WHAT THE TASK ASKS: Lines in which "protection" appears should be pulled from the data below.

DATASET CONTENT Start Marker

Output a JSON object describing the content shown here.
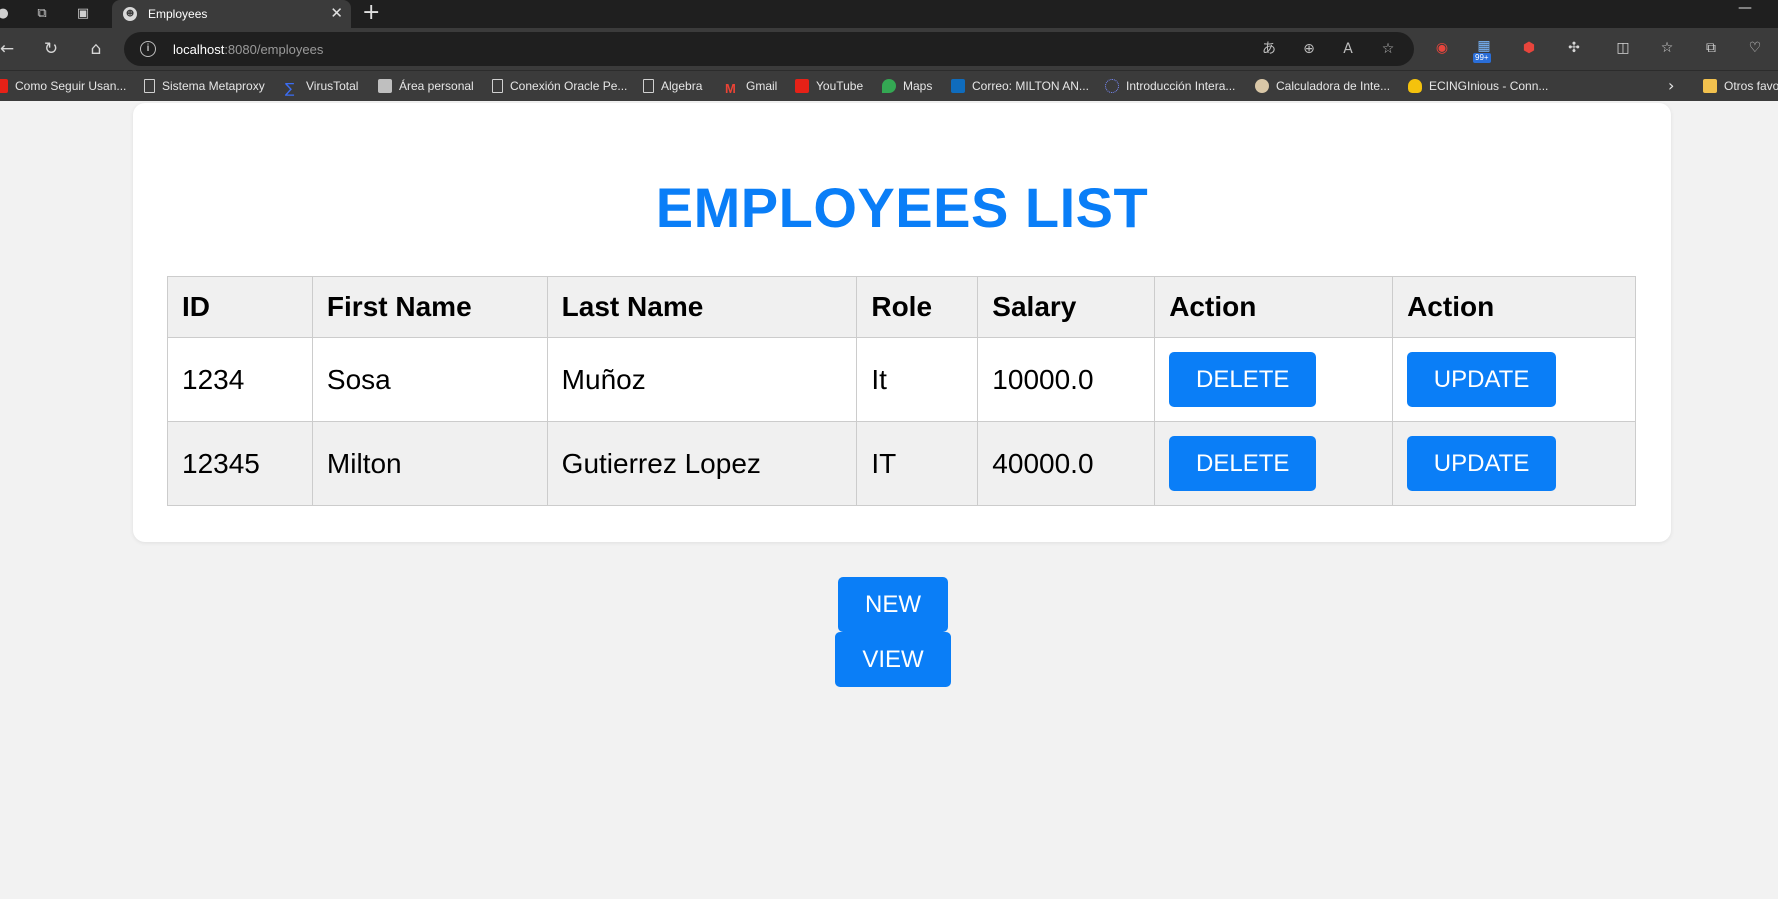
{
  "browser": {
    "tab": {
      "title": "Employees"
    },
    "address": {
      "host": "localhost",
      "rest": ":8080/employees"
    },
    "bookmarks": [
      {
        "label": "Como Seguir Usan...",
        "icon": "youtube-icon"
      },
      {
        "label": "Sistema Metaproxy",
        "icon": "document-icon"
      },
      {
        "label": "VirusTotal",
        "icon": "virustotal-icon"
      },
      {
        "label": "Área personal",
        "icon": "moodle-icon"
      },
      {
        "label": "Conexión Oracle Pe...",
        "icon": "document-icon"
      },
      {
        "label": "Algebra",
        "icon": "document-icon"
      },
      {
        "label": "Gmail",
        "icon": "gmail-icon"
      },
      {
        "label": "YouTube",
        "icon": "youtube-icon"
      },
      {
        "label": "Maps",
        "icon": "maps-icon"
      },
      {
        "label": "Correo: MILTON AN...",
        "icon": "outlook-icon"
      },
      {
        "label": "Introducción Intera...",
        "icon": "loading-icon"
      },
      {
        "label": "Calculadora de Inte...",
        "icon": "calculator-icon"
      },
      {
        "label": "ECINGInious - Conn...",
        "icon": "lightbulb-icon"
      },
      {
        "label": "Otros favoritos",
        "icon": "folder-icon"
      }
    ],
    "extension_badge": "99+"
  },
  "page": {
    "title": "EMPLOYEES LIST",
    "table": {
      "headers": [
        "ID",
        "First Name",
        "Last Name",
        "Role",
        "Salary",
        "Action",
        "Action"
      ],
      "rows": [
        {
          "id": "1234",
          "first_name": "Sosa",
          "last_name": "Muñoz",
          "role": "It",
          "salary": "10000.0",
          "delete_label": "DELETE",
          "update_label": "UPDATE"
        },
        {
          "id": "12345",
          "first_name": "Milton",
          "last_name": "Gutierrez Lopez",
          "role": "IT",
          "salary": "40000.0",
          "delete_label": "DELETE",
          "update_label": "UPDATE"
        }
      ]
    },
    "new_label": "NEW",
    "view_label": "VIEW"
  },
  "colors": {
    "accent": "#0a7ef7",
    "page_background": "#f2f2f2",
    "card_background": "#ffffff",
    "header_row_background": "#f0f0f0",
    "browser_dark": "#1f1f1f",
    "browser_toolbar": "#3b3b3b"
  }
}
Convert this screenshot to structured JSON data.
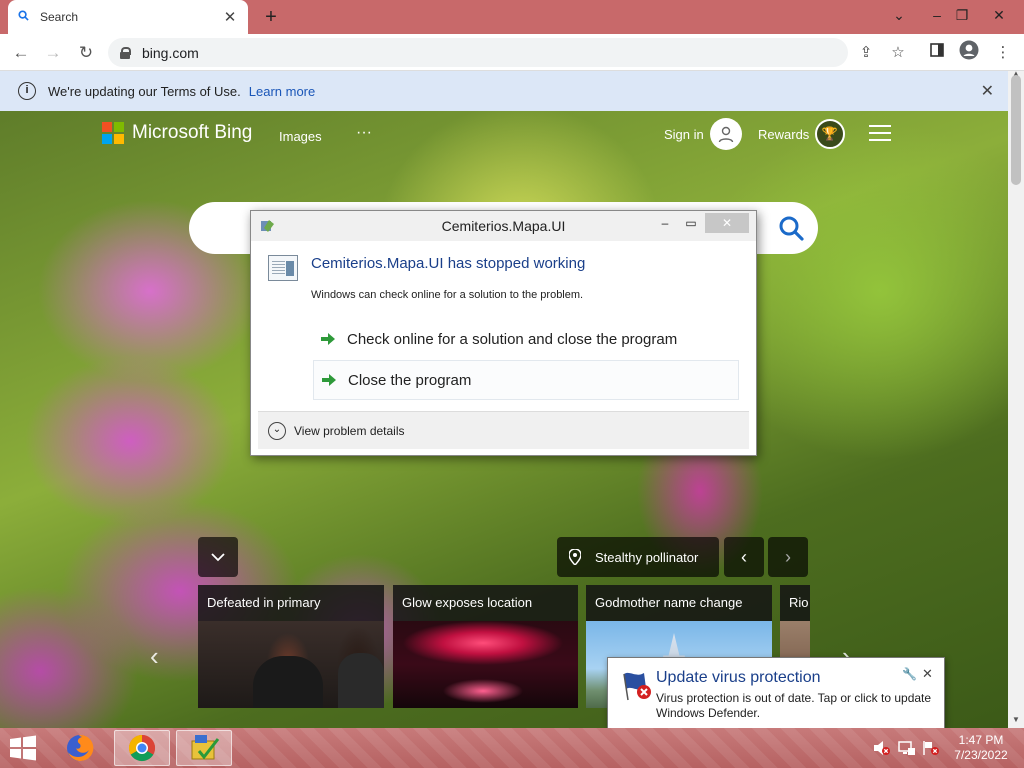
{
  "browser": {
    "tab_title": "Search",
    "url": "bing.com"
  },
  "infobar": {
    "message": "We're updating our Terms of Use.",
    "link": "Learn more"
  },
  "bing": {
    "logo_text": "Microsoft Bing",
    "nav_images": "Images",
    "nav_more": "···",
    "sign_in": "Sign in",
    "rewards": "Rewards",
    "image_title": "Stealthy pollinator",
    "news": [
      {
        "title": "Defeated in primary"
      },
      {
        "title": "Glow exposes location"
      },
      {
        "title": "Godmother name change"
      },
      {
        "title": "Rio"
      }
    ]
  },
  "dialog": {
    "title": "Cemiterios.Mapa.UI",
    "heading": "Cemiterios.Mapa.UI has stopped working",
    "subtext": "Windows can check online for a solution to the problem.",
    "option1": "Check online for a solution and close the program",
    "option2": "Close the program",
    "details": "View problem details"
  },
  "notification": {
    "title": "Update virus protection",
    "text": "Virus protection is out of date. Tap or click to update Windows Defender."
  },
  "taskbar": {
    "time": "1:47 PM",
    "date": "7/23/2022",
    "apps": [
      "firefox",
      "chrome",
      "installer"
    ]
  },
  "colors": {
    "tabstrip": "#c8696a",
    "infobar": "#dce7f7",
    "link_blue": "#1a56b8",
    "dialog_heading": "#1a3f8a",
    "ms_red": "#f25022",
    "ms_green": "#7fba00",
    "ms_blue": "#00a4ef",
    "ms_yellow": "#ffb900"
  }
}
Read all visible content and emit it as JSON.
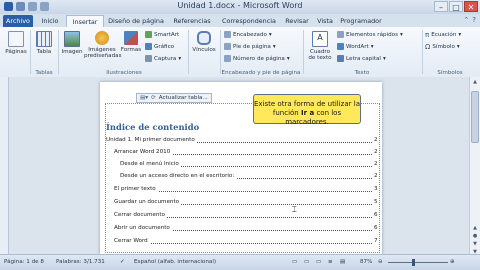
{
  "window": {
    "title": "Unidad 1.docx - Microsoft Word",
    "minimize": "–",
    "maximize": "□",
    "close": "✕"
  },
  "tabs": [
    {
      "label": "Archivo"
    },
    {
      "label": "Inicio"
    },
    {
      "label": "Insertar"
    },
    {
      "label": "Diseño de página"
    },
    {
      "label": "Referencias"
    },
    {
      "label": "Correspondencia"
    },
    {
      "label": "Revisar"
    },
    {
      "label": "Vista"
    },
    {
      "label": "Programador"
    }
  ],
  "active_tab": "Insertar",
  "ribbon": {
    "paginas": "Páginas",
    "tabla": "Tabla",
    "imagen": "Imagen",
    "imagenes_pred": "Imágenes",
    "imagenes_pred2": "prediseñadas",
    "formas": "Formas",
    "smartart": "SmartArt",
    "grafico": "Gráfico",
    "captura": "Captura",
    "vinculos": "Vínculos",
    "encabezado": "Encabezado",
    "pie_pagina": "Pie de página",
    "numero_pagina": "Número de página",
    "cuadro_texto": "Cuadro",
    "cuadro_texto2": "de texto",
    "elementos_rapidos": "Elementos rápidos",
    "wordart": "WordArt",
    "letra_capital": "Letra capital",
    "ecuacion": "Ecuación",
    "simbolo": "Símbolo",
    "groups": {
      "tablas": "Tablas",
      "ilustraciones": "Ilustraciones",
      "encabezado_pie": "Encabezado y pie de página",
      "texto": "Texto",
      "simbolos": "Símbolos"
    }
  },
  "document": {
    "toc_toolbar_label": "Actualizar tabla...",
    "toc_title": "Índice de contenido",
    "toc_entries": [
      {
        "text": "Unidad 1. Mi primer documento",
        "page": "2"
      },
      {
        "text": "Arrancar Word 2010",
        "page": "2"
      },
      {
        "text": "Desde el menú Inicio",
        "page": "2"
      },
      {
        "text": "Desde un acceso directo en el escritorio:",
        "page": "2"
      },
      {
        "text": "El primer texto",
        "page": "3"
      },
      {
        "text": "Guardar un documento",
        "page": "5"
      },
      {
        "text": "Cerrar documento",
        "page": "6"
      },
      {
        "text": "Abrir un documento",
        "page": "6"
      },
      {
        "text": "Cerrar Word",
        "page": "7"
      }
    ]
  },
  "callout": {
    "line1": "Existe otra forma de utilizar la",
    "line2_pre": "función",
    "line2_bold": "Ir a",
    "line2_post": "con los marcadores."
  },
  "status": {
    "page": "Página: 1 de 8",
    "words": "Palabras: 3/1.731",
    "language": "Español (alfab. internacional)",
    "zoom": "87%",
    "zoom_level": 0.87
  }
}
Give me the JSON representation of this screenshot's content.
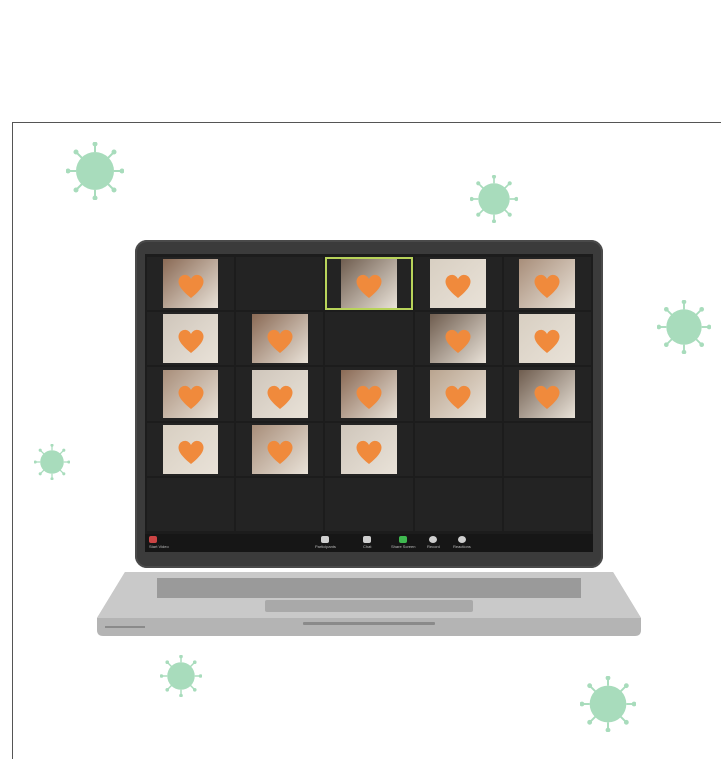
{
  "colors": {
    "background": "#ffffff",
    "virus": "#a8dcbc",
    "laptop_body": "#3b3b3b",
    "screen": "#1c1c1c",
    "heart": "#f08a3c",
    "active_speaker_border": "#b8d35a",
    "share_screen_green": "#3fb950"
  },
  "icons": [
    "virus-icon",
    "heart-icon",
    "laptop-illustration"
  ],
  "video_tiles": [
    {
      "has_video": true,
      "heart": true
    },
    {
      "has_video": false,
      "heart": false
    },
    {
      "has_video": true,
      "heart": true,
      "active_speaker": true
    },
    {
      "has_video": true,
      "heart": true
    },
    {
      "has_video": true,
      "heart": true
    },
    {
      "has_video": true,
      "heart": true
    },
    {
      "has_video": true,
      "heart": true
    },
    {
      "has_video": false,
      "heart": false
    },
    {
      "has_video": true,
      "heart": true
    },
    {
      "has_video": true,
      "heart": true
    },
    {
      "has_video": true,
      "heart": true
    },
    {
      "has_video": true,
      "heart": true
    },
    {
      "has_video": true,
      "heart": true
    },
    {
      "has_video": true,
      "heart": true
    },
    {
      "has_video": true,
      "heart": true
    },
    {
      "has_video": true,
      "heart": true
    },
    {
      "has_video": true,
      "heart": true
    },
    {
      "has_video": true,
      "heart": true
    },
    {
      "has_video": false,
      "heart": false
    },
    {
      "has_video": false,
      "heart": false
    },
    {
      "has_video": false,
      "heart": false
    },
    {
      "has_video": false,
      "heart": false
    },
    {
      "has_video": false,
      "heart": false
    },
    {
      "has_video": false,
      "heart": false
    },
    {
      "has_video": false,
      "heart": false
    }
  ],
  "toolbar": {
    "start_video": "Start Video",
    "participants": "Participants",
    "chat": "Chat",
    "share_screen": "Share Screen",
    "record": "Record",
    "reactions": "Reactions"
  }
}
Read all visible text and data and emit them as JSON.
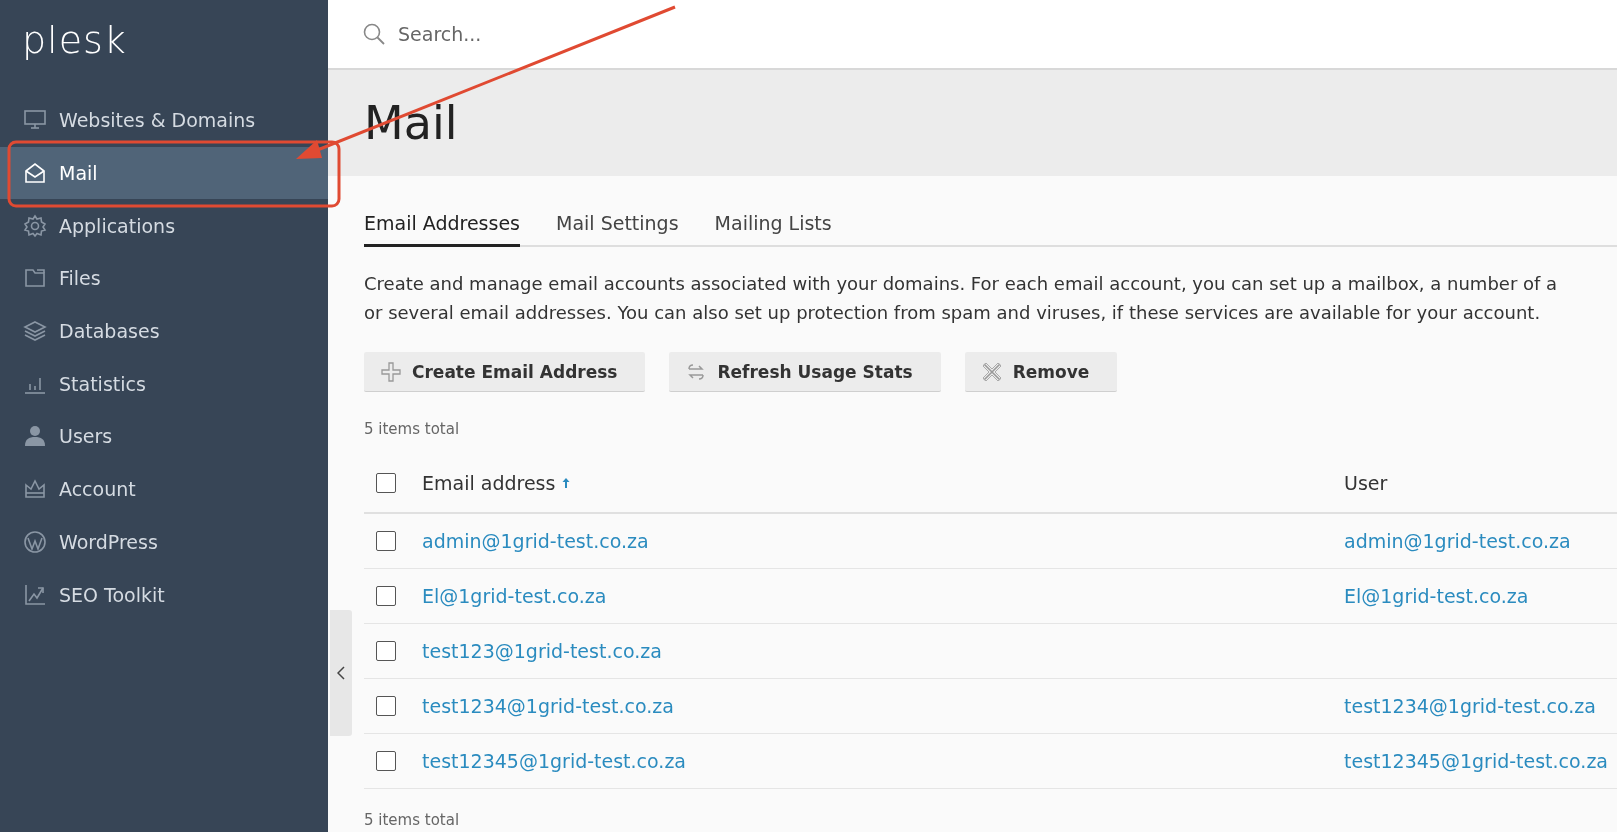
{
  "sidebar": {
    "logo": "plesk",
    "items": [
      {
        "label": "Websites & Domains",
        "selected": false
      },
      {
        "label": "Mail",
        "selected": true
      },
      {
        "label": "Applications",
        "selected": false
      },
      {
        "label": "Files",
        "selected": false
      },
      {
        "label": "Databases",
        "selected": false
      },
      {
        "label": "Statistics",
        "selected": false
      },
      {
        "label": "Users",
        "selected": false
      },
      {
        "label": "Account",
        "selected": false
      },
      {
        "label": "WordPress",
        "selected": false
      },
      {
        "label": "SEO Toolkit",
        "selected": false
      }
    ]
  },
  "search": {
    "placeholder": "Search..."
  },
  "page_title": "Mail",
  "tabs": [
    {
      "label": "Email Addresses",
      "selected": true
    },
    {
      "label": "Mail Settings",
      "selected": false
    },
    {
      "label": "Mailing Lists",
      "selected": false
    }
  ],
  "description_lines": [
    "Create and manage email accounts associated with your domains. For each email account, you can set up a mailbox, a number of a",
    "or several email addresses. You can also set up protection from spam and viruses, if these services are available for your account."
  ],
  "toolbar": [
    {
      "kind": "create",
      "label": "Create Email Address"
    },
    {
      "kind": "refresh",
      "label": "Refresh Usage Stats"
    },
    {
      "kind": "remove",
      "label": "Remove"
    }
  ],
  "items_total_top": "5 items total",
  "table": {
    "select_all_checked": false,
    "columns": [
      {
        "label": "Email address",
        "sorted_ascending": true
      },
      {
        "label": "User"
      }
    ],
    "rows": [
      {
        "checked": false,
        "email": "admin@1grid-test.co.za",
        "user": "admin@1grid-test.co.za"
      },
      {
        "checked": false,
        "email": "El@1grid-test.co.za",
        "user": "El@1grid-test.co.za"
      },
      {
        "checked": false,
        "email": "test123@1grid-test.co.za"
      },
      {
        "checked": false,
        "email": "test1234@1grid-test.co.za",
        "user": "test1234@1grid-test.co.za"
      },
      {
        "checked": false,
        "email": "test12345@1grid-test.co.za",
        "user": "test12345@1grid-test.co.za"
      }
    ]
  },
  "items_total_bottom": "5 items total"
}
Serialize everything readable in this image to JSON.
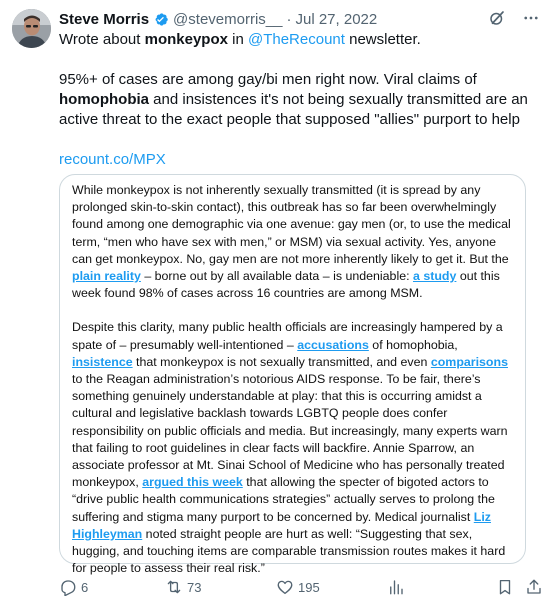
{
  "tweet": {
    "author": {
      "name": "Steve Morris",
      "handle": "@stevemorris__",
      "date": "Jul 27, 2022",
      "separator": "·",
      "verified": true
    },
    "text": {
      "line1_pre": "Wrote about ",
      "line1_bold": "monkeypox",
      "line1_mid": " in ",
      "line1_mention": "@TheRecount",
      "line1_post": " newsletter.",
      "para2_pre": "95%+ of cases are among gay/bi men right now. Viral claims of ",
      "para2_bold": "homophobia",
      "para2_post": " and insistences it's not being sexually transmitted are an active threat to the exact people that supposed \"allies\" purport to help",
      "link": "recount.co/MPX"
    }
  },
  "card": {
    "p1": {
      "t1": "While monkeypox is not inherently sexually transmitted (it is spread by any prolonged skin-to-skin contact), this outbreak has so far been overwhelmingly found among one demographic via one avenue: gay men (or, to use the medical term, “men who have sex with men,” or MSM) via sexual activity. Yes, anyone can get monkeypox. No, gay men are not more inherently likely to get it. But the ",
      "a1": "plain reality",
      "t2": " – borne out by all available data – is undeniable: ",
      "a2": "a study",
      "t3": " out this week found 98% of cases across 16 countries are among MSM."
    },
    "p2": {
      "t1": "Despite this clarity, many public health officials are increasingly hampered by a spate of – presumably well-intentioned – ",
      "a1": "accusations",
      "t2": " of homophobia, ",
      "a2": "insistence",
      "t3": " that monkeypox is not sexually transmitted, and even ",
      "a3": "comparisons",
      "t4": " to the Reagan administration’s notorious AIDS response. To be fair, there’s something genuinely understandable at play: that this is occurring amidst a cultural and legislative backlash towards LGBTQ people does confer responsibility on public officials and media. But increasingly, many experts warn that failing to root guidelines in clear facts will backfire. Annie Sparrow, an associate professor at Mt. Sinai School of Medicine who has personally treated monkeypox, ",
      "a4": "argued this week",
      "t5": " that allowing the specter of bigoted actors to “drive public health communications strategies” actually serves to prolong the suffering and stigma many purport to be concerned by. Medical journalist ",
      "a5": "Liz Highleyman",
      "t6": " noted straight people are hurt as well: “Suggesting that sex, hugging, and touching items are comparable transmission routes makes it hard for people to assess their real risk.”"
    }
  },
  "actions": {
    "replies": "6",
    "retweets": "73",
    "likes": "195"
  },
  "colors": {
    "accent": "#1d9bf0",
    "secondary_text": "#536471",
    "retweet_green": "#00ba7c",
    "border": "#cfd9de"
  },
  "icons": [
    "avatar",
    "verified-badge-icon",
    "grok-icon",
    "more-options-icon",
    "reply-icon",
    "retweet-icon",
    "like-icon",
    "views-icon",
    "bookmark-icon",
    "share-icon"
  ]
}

DATASET CONTENT End Marker

ANSWER BOX:
    "title": "Update virus protection",
    "text": "Virus protection is out of date. Tap or click to update Windows Defender."
    "or several email addresses. You can also set up protection from spam and viruses, if these services are available for your account."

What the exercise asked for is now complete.